═══ SUPPLIED ENTRIES ═══
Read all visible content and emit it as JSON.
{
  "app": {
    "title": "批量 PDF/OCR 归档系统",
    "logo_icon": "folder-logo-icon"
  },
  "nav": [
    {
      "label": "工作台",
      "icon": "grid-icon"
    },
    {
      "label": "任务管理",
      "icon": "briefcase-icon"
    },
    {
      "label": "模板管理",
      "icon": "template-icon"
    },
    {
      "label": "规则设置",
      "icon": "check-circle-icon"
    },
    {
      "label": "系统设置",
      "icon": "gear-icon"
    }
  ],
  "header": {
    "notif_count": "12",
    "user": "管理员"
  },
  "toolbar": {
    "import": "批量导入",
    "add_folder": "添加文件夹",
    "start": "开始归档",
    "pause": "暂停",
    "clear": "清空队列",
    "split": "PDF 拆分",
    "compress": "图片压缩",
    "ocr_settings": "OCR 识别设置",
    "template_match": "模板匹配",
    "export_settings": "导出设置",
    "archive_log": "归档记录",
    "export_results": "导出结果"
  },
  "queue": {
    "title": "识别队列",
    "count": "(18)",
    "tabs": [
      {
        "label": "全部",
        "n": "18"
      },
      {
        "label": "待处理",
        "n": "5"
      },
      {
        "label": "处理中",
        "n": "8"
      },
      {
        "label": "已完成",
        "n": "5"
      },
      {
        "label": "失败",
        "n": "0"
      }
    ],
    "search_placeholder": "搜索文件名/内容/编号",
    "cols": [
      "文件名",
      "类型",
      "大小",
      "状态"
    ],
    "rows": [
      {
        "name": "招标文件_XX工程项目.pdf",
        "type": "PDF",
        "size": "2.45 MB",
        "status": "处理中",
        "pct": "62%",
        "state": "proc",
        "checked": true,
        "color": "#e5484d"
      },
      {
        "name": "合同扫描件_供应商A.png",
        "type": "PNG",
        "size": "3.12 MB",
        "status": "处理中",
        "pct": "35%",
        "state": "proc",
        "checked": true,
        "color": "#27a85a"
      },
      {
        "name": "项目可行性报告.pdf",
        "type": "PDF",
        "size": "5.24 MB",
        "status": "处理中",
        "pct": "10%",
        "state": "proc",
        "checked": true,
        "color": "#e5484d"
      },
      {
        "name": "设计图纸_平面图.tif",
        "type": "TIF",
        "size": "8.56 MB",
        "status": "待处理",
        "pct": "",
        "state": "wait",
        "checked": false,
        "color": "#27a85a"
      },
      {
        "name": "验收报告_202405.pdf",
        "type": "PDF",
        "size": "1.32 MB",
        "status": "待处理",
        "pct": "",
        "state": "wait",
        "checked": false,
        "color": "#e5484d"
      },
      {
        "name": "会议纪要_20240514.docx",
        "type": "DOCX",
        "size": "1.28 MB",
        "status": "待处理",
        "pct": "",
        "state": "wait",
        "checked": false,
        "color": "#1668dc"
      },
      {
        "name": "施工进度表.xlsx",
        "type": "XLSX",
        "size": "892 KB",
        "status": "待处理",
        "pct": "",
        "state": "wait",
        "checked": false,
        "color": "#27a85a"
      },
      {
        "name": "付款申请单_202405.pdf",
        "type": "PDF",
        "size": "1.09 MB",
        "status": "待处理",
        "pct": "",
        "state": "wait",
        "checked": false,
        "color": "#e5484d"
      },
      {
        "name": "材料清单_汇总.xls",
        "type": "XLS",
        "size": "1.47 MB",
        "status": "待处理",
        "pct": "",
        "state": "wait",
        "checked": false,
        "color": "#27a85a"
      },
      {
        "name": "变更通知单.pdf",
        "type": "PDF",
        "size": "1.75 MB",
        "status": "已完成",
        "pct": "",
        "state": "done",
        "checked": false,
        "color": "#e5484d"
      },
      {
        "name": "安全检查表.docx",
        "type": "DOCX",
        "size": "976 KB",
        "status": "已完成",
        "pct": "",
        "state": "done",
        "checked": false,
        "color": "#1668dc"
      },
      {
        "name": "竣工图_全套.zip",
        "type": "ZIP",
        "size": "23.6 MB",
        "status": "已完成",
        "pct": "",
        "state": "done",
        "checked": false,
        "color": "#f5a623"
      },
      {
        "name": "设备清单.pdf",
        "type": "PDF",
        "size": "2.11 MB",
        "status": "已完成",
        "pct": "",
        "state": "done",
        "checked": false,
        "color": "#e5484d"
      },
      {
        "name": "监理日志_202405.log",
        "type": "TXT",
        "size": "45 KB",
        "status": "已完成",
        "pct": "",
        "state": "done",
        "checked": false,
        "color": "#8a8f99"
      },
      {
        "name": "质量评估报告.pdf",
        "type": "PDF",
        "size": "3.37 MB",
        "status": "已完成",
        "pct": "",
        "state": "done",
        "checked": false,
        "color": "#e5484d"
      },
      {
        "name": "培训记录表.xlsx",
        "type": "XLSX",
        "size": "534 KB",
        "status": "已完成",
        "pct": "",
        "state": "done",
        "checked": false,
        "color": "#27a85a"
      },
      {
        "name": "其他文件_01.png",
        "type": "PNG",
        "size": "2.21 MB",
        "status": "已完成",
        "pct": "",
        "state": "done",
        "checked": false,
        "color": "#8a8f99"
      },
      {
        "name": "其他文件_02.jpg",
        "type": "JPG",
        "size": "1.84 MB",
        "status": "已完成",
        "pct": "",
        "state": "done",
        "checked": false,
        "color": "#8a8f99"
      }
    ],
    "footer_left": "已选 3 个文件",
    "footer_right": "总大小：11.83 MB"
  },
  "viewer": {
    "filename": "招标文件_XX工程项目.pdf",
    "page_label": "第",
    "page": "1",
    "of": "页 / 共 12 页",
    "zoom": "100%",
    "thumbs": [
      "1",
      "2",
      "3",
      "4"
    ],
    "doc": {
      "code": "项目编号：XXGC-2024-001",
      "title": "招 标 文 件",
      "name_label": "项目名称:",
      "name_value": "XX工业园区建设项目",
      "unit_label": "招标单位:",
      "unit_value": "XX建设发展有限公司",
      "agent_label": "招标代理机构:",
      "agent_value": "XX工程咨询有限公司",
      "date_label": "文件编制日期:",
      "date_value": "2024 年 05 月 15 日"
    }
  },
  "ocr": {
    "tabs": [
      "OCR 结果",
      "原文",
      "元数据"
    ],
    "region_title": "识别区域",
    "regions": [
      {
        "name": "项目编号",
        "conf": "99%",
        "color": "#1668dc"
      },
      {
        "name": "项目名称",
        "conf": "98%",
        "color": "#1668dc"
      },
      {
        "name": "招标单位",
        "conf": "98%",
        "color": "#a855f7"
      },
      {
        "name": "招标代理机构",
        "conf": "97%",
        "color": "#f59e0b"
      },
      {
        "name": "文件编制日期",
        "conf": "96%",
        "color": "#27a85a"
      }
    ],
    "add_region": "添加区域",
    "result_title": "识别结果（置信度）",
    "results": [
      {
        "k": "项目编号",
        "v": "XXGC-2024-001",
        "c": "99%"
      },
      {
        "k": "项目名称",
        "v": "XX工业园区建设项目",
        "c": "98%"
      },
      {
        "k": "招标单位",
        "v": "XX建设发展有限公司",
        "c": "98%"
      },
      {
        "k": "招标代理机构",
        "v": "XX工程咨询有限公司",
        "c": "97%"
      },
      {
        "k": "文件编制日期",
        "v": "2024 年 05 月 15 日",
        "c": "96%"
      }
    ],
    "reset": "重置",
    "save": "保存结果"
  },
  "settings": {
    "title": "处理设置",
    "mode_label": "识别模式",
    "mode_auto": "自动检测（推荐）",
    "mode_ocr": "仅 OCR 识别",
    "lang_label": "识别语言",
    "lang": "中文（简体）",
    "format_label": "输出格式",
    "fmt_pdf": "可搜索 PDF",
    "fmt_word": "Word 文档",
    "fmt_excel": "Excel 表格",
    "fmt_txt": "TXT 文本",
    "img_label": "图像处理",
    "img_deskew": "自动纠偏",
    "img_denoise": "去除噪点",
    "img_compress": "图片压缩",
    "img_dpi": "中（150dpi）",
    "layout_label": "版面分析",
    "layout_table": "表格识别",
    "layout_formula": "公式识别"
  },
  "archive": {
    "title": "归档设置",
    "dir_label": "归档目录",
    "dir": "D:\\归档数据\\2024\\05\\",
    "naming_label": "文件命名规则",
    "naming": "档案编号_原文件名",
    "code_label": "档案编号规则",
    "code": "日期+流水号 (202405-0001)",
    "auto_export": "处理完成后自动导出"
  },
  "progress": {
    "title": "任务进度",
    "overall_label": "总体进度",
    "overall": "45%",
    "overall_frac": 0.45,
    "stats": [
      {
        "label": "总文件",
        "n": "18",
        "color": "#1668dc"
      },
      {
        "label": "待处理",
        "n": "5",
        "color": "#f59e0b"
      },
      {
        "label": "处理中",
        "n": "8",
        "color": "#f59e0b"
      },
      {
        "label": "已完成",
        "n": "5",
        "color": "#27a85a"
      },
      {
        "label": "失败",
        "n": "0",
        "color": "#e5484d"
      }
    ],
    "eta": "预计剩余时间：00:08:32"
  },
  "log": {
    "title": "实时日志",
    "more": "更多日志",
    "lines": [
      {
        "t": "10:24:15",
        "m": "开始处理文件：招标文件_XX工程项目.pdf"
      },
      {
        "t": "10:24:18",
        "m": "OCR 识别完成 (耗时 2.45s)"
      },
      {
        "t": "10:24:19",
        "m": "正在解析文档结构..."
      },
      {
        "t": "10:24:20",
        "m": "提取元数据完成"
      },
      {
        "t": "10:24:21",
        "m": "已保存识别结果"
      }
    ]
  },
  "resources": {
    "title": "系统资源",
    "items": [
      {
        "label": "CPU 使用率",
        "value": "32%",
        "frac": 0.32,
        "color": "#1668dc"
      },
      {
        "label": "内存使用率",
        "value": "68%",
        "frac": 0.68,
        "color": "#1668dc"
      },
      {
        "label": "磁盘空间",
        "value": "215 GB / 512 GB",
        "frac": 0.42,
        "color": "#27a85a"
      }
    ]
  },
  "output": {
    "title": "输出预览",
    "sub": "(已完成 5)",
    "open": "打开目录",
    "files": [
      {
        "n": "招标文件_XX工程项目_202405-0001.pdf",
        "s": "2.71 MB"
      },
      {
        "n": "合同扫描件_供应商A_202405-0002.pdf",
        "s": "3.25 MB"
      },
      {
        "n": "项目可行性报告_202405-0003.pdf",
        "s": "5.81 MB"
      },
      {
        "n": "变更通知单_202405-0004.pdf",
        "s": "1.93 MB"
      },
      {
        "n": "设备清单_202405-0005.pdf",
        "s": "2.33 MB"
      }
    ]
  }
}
═══
**WORK REQUIRED**
Pull every line holding "XX建设发展有限公司" out of the records.

**TASK SOLUTION**
      "unit_value": "XX建设发展有限公司",
        "v": "XX建设发展有限公司",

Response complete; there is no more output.